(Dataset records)

▬▬▬▬▬▬

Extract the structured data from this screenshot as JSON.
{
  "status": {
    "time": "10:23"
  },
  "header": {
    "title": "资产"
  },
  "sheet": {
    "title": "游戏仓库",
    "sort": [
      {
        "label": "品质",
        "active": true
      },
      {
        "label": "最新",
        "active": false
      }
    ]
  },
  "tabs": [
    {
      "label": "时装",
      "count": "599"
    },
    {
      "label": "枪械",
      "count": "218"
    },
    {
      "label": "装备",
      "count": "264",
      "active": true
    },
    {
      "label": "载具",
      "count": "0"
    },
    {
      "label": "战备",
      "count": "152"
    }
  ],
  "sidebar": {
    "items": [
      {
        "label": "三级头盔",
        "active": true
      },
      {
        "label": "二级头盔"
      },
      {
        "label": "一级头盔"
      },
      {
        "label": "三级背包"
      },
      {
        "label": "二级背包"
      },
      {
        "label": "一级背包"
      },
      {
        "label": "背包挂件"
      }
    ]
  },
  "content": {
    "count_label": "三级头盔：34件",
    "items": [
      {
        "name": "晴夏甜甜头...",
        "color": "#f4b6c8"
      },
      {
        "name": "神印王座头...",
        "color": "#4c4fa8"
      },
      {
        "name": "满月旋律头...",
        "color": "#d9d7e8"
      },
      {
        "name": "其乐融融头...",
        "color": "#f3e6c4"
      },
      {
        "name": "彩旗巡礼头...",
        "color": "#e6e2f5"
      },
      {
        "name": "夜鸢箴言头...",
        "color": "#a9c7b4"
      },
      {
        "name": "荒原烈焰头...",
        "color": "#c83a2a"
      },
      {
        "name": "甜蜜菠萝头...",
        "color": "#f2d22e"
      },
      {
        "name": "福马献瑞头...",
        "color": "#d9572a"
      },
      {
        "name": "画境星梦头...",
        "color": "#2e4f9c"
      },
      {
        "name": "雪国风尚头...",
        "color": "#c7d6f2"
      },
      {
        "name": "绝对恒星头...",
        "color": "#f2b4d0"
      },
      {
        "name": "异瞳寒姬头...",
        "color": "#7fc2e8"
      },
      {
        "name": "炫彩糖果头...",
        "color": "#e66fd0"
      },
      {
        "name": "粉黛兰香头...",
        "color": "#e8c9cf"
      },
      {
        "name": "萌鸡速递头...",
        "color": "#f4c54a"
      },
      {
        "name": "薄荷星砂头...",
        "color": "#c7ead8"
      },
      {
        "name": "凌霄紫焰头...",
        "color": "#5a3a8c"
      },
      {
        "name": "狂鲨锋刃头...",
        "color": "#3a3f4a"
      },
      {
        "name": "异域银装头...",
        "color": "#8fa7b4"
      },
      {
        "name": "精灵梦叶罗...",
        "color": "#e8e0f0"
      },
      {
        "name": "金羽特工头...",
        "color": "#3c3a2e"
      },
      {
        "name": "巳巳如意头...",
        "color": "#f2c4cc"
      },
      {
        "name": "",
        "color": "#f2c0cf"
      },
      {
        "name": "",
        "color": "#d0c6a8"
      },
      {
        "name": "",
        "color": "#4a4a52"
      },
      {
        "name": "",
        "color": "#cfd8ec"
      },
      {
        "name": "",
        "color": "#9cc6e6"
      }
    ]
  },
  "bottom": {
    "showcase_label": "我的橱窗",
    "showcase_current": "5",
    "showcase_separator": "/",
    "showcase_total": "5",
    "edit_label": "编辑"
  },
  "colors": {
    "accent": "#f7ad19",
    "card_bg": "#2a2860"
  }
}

▬▬▬▬▬▬

The lines above should be duplicated exactly.

Extract the structured data from this screenshot as JSON.
{
  "status": {
    "time": "10:23"
  },
  "header": {
    "title": "资产"
  },
  "sheet": {
    "title": "游戏仓库",
    "sort": [
      {
        "label": "品质",
        "active": true
      },
      {
        "label": "最新",
        "active": false
      }
    ]
  },
  "tabs": [
    {
      "label": "时装",
      "count": "599"
    },
    {
      "label": "枪械",
      "count": "218"
    },
    {
      "label": "装备",
      "count": "264",
      "active": true
    },
    {
      "label": "载具",
      "count": "0"
    },
    {
      "label": "战备",
      "count": "152"
    }
  ],
  "sidebar": {
    "items": [
      {
        "label": "三级头盔",
        "active": true
      },
      {
        "label": "二级头盔"
      },
      {
        "label": "一级头盔"
      },
      {
        "label": "三级背包"
      },
      {
        "label": "二级背包"
      },
      {
        "label": "一级背包"
      },
      {
        "label": "背包挂件"
      }
    ]
  },
  "content": {
    "count_label": "三级头盔：34件",
    "items": [
      {
        "name": "晴夏甜甜头...",
        "color": "#f4b6c8"
      },
      {
        "name": "神印王座头...",
        "color": "#4c4fa8"
      },
      {
        "name": "满月旋律头...",
        "color": "#d9d7e8"
      },
      {
        "name": "其乐融融头...",
        "color": "#f3e6c4"
      },
      {
        "name": "彩旗巡礼头...",
        "color": "#e6e2f5"
      },
      {
        "name": "夜鸢箴言头...",
        "color": "#a9c7b4"
      },
      {
        "name": "荒原烈焰头...",
        "color": "#c83a2a"
      },
      {
        "name": "甜蜜菠萝头...",
        "color": "#f2d22e"
      },
      {
        "name": "福马献瑞头...",
        "color": "#d9572a"
      },
      {
        "name": "画境星梦头...",
        "color": "#2e4f9c"
      },
      {
        "name": "雪国风尚头...",
        "color": "#c7d6f2"
      },
      {
        "name": "绝对恒星头...",
        "color": "#f2b4d0"
      },
      {
        "name": "异瞳寒姬头...",
        "color": "#7fc2e8"
      },
      {
        "name": "炫彩糖果头...",
        "color": "#e66fd0"
      },
      {
        "name": "粉黛兰香头...",
        "color": "#e8c9cf"
      },
      {
        "name": "萌鸡速递头...",
        "color": "#f4c54a"
      },
      {
        "name": "薄荷星砂头...",
        "color": "#c7ead8"
      },
      {
        "name": "凌霄紫焰头...",
        "color": "#5a3a8c"
      },
      {
        "name": "狂鲨锋刃头...",
        "color": "#3a3f4a"
      },
      {
        "name": "异域银装头...",
        "color": "#8fa7b4"
      },
      {
        "name": "精灵梦叶罗...",
        "color": "#e8e0f0"
      },
      {
        "name": "金羽特工头...",
        "color": "#3c3a2e"
      },
      {
        "name": "巳巳如意头...",
        "color": "#f2c4cc"
      },
      {
        "name": "",
        "color": "#f2c0cf"
      },
      {
        "name": "",
        "color": "#d0c6a8"
      },
      {
        "name": "",
        "color": "#4a4a52"
      },
      {
        "name": "",
        "color": "#cfd8ec"
      },
      {
        "name": "",
        "color": "#9cc6e6"
      }
    ]
  },
  "bottom": {
    "showcase_label": "我的橱窗",
    "showcase_current": "5",
    "showcase_separator": "/",
    "showcase_total": "5",
    "edit_label": "编辑"
  },
  "colors": {
    "accent": "#f7ad19",
    "card_bg": "#2a2860"
  }
}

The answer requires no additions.